Goal:
Each line should be copied exactly.

[START Data lines]

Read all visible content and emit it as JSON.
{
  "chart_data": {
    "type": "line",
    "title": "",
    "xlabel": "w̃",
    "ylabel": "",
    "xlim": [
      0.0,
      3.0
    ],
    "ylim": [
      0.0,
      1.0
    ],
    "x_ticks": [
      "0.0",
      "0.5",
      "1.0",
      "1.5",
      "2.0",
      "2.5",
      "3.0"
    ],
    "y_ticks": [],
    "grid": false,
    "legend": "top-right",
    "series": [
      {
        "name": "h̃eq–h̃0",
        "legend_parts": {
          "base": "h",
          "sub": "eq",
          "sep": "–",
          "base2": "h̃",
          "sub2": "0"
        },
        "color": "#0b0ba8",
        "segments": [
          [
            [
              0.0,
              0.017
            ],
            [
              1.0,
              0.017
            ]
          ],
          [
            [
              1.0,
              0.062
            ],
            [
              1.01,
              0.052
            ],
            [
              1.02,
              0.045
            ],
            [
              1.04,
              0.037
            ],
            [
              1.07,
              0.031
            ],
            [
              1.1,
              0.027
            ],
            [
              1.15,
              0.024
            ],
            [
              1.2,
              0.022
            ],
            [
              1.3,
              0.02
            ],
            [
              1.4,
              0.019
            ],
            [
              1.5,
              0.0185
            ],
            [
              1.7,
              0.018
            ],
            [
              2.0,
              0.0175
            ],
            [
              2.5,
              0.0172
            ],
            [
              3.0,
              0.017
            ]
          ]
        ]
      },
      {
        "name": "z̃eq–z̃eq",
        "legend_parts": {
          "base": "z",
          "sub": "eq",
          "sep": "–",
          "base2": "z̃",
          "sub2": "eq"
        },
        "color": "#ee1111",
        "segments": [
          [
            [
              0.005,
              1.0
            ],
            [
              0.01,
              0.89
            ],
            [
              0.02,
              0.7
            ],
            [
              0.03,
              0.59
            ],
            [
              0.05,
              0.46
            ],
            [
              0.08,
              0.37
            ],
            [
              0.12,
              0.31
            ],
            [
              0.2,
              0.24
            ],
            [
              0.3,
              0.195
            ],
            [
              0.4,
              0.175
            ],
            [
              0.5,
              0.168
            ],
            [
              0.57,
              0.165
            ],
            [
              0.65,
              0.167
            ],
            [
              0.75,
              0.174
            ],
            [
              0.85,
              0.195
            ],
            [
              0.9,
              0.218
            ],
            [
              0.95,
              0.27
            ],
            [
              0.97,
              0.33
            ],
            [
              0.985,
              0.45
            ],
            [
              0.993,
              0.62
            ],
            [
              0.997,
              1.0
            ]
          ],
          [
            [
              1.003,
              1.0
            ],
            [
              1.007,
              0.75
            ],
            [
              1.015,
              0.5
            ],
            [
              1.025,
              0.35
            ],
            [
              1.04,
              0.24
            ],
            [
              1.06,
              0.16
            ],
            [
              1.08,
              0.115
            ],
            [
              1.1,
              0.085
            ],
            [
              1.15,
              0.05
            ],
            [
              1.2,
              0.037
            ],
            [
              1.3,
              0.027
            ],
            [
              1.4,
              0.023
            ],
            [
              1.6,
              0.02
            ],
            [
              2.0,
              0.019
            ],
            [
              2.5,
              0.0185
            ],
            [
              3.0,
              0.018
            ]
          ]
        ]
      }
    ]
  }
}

[END Data lines]

Result:
Read all visible content and emit it as JSON.
{
  "chart_data": {
    "type": "line",
    "title": "",
    "xlabel": "w̃",
    "ylabel": "",
    "xlim": [
      0.0,
      3.0
    ],
    "ylim": [
      0.0,
      1.0
    ],
    "x_ticks": [
      "0.0",
      "0.5",
      "1.0",
      "1.5",
      "2.0",
      "2.5",
      "3.0"
    ],
    "y_ticks": [],
    "grid": false,
    "legend": "top-right",
    "series": [
      {
        "name": "h̃eq–h̃0",
        "legend_parts": {
          "base": "h",
          "sub": "eq",
          "sep": "–",
          "base2": "h̃",
          "sub2": "0"
        },
        "color": "#0b0ba8",
        "segments": [
          [
            [
              0.0,
              0.017
            ],
            [
              1.0,
              0.017
            ]
          ],
          [
            [
              1.0,
              0.062
            ],
            [
              1.01,
              0.052
            ],
            [
              1.02,
              0.045
            ],
            [
              1.04,
              0.037
            ],
            [
              1.07,
              0.031
            ],
            [
              1.1,
              0.027
            ],
            [
              1.15,
              0.024
            ],
            [
              1.2,
              0.022
            ],
            [
              1.3,
              0.02
            ],
            [
              1.4,
              0.019
            ],
            [
              1.5,
              0.0185
            ],
            [
              1.7,
              0.018
            ],
            [
              2.0,
              0.0175
            ],
            [
              2.5,
              0.0172
            ],
            [
              3.0,
              0.017
            ]
          ]
        ]
      },
      {
        "name": "z̃eq–z̃eq",
        "legend_parts": {
          "base": "z",
          "sub": "eq",
          "sep": "–",
          "base2": "z̃",
          "sub2": "eq"
        },
        "color": "#ee1111",
        "segments": [
          [
            [
              0.005,
              1.0
            ],
            [
              0.01,
              0.89
            ],
            [
              0.02,
              0.7
            ],
            [
              0.03,
              0.59
            ],
            [
              0.05,
              0.46
            ],
            [
              0.08,
              0.37
            ],
            [
              0.12,
              0.31
            ],
            [
              0.2,
              0.24
            ],
            [
              0.3,
              0.195
            ],
            [
              0.4,
              0.175
            ],
            [
              0.5,
              0.168
            ],
            [
              0.57,
              0.165
            ],
            [
              0.65,
              0.167
            ],
            [
              0.75,
              0.174
            ],
            [
              0.85,
              0.195
            ],
            [
              0.9,
              0.218
            ],
            [
              0.95,
              0.27
            ],
            [
              0.97,
              0.33
            ],
            [
              0.985,
              0.45
            ],
            [
              0.993,
              0.62
            ],
            [
              0.997,
              1.0
            ]
          ],
          [
            [
              1.003,
              1.0
            ],
            [
              1.007,
              0.75
            ],
            [
              1.015,
              0.5
            ],
            [
              1.025,
              0.35
            ],
            [
              1.04,
              0.24
            ],
            [
              1.06,
              0.16
            ],
            [
              1.08,
              0.115
            ],
            [
              1.1,
              0.085
            ],
            [
              1.15,
              0.05
            ],
            [
              1.2,
              0.037
            ],
            [
              1.3,
              0.027
            ],
            [
              1.4,
              0.023
            ],
            [
              1.6,
              0.02
            ],
            [
              2.0,
              0.019
            ],
            [
              2.5,
              0.0185
            ],
            [
              3.0,
              0.018
            ]
          ]
        ]
      }
    ]
  }
}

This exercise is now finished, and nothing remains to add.